Task objective - Answer with nothing but the number of lines that include the word "style".

Records shown -
_ _ _ _ _
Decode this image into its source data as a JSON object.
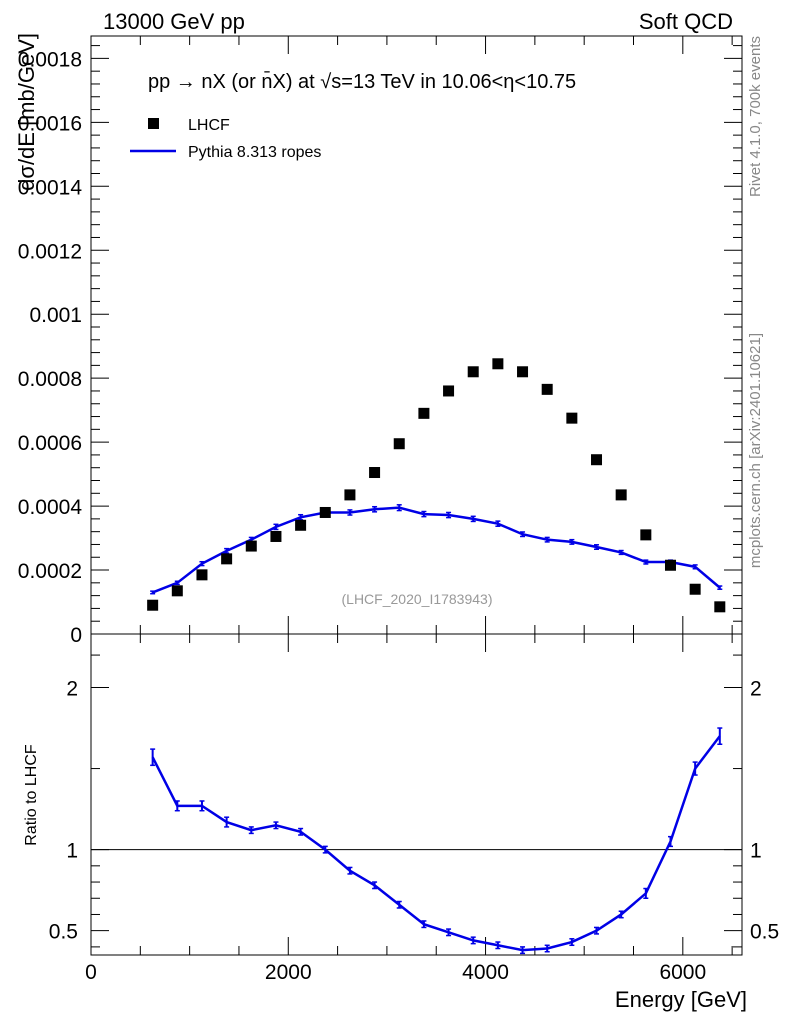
{
  "header": {
    "left": "13000 GeV pp",
    "right": "Soft QCD",
    "side_top": "Rivet 4.1.0,  700k events",
    "side_bottom": "mcplots.cern.ch [arXiv:2401.10621]"
  },
  "chart_data": [
    {
      "type": "scatter",
      "panel": "main",
      "title": "pp → nX (or n̄X) at √s=13 TeV in 10.06<η<10.75",
      "ylabel": "dσ/dE [mb/GeV]",
      "xlabel": "",
      "xlim": [
        0,
        6600
      ],
      "ylim": [
        0,
        0.00187
      ],
      "yticks": [
        0,
        0.0002,
        0.0004,
        0.0006,
        0.0008,
        0.001,
        0.0012,
        0.0014,
        0.0016,
        0.0018
      ],
      "ytick_labels": [
        "0",
        "0.0002",
        "0.0004",
        "0.0006",
        "0.0008",
        "0.001",
        "0.0012",
        "0.0014",
        "0.0016",
        "0.0018"
      ],
      "x": [
        625,
        875,
        1125,
        1375,
        1625,
        1875,
        2125,
        2375,
        2625,
        2875,
        3125,
        3375,
        3625,
        3875,
        4125,
        4375,
        4625,
        4875,
        5125,
        5375,
        5625,
        5875,
        6125,
        6375
      ],
      "legend_position": "top-left",
      "watermark": "(LHCF_2020_I1783943)",
      "series": [
        {
          "name": "LHCF",
          "style": "square-markers",
          "color": "#000000",
          "values": [
            9e-05,
            0.000135,
            0.000185,
            0.000235,
            0.000275,
            0.000305,
            0.00034,
            0.00038,
            0.000435,
            0.000505,
            0.000595,
            0.00069,
            0.00076,
            0.00082,
            0.000845,
            0.00082,
            0.000765,
            0.000675,
            0.000545,
            0.000435,
            0.00031,
            0.000215,
            0.00014,
            8.5e-05
          ]
        },
        {
          "name": "Pythia 8.313 ropes",
          "style": "line-with-errorbars",
          "color": "#0000e6",
          "values": [
            0.00013,
            0.00016,
            0.00022,
            0.00026,
            0.000295,
            0.000335,
            0.000365,
            0.00038,
            0.00038,
            0.00039,
            0.000395,
            0.000375,
            0.000372,
            0.00036,
            0.000345,
            0.000312,
            0.000295,
            0.000288,
            0.000272,
            0.000255,
            0.000225,
            0.000225,
            0.00021,
            0.000145
          ],
          "errors": [
            4e-06,
            5e-06,
            6e-06,
            7e-06,
            7e-06,
            8e-06,
            8e-06,
            8e-06,
            8e-06,
            8e-06,
            9e-06,
            8e-06,
            8e-06,
            8e-06,
            8e-06,
            7e-06,
            7e-06,
            7e-06,
            7e-06,
            6e-06,
            6e-06,
            6e-06,
            6e-06,
            5e-06
          ]
        }
      ]
    },
    {
      "type": "line",
      "panel": "ratio",
      "ylabel": "Ratio to LHCF",
      "xlabel": "Energy [GeV]",
      "xlim": [
        0,
        6600
      ],
      "ylim": [
        0.35,
        2.33
      ],
      "yticks": [
        0.5,
        1,
        2
      ],
      "ytick_labels": [
        "0.5",
        "1",
        "2"
      ],
      "xticks": [
        0,
        2000,
        4000,
        6000
      ],
      "xtick_labels": [
        "0",
        "2000",
        "4000",
        "6000"
      ],
      "reference_line": 1,
      "x": [
        625,
        875,
        1125,
        1375,
        1625,
        1875,
        2125,
        2375,
        2625,
        2875,
        3125,
        3375,
        3625,
        3875,
        4125,
        4375,
        4625,
        4875,
        5125,
        5375,
        5625,
        5875,
        6125,
        6375
      ],
      "series": [
        {
          "name": "Pythia 8.313 ropes / LHCF",
          "color": "#0000e6",
          "values": [
            1.57,
            1.27,
            1.27,
            1.17,
            1.12,
            1.15,
            1.11,
            1.0,
            0.87,
            0.78,
            0.66,
            0.54,
            0.49,
            0.44,
            0.41,
            0.38,
            0.39,
            0.43,
            0.5,
            0.6,
            0.73,
            1.05,
            1.5,
            1.7
          ],
          "errors": [
            0.05,
            0.03,
            0.03,
            0.03,
            0.02,
            0.02,
            0.02,
            0.02,
            0.02,
            0.02,
            0.02,
            0.02,
            0.02,
            0.02,
            0.02,
            0.02,
            0.02,
            0.02,
            0.02,
            0.02,
            0.03,
            0.03,
            0.04,
            0.05
          ]
        }
      ]
    }
  ]
}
_ _ _ _ _
Result of this task - 2